What you are asked to do –
Quote the whole listing verbatim.

Data listing:
============================================================

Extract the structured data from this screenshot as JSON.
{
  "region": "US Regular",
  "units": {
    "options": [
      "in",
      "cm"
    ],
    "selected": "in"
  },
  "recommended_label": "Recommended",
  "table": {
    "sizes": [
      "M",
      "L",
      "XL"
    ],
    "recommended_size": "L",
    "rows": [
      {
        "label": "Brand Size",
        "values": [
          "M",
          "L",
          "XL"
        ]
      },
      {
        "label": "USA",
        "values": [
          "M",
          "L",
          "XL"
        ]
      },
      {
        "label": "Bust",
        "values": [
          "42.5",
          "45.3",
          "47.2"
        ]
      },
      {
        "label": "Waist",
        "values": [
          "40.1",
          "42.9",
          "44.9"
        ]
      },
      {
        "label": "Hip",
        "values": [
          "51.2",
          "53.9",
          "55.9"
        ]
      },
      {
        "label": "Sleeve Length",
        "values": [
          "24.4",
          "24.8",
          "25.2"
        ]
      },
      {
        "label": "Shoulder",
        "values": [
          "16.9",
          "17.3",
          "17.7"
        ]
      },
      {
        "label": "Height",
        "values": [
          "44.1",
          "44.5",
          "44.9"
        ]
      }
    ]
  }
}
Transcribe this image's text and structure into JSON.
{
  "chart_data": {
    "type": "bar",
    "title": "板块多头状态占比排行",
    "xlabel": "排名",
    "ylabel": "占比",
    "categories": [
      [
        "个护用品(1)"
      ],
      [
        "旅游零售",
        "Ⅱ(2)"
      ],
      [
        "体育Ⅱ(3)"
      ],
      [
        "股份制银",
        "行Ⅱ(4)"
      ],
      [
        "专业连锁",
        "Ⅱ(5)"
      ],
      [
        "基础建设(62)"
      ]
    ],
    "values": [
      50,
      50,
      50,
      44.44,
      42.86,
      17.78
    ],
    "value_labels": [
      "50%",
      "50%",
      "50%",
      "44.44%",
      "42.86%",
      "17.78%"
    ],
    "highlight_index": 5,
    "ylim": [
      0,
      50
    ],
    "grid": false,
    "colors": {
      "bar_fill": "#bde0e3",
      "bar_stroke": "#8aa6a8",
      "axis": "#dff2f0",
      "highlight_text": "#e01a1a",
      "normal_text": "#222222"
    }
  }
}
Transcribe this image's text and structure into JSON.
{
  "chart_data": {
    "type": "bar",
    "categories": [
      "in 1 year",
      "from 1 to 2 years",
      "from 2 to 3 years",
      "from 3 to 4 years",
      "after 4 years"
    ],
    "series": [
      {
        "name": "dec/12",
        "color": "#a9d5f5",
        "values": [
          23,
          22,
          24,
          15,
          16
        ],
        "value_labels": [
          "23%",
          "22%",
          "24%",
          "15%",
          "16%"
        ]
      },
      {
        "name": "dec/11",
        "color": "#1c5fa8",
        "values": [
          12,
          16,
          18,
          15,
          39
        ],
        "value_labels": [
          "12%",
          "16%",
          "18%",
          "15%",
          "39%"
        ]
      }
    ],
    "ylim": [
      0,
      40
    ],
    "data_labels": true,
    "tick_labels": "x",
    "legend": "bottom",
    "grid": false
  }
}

============================================================

Complete answer –
Extract the structured data from this screenshot as JSON.
{
  "region": "US Regular",
  "units": {
    "options": [
      "in",
      "cm"
    ],
    "selected": "in"
  },
  "recommended_label": "Recommended",
  "table": {
    "sizes": [
      "M",
      "L",
      "XL"
    ],
    "recommended_size": "L",
    "rows": [
      {
        "label": "Brand Size",
        "values": [
          "M",
          "L",
          "XL"
        ]
      },
      {
        "label": "USA",
        "values": [
          "M",
          "L",
          "XL"
        ]
      },
      {
        "label": "Bust",
        "values": [
          "42.5",
          "45.3",
          "47.2"
        ]
      },
      {
        "label": "Waist",
        "values": [
          "40.1",
          "42.9",
          "44.9"
        ]
      },
      {
        "label": "Hip",
        "values": [
          "51.2",
          "53.9",
          "55.9"
        ]
      },
      {
        "label": "Sleeve Length",
        "values": [
          "24.4",
          "24.8",
          "25.2"
        ]
      },
      {
        "label": "Shoulder",
        "values": [
          "16.9",
          "17.3",
          "17.7"
        ]
      },
      {
        "label": "Height",
        "values": [
          "44.1",
          "44.5",
          "44.9"
        ]
      }
    ]
  }
}
Transcribe this image's text and structure into JSON.
{
  "chart_data": {
    "type": "bar",
    "title": "板块多头状态占比排行",
    "xlabel": "排名",
    "ylabel": "占比",
    "categories": [
      [
        "个护用品(1)"
      ],
      [
        "旅游零售",
        "Ⅱ(2)"
      ],
      [
        "体育Ⅱ(3)"
      ],
      [
        "股份制银",
        "行Ⅱ(4)"
      ],
      [
        "专业连锁",
        "Ⅱ(5)"
      ],
      [
        "基础建设(62)"
      ]
    ],
    "values": [
      50,
      50,
      50,
      44.44,
      42.86,
      17.78
    ],
    "value_labels": [
      "50%",
      "50%",
      "50%",
      "44.44%",
      "42.86%",
      "17.78%"
    ],
    "highlight_index": 5,
    "ylim": [
      0,
      50
    ],
    "grid": false,
    "colors": {
      "bar_fill": "#bde0e3",
      "bar_stroke": "#8aa6a8",
      "axis": "#dff2f0",
      "highlight_text": "#e01a1a",
      "normal_text": "#222222"
    }
  }
}
Transcribe this image's text and structure into JSON.
{
  "chart_data": {
    "type": "bar",
    "categories": [
      "in 1 year",
      "from 1 to 2 years",
      "from 2 to 3 years",
      "from 3 to 4 years",
      "after 4 years"
    ],
    "series": [
      {
        "name": "dec/12",
        "color": "#a9d5f5",
        "values": [
          23,
          22,
          24,
          15,
          16
        ],
        "value_labels": [
          "23%",
          "22%",
          "24%",
          "15%",
          "16%"
        ]
      },
      {
        "name": "dec/11",
        "color": "#1c5fa8",
        "values": [
          12,
          16,
          18,
          15,
          39
        ],
        "value_labels": [
          "12%",
          "16%",
          "18%",
          "15%",
          "39%"
        ]
      }
    ],
    "ylim": [
      0,
      40
    ],
    "data_labels": true,
    "tick_labels": "x",
    "legend": "bottom",
    "grid": false
  }
}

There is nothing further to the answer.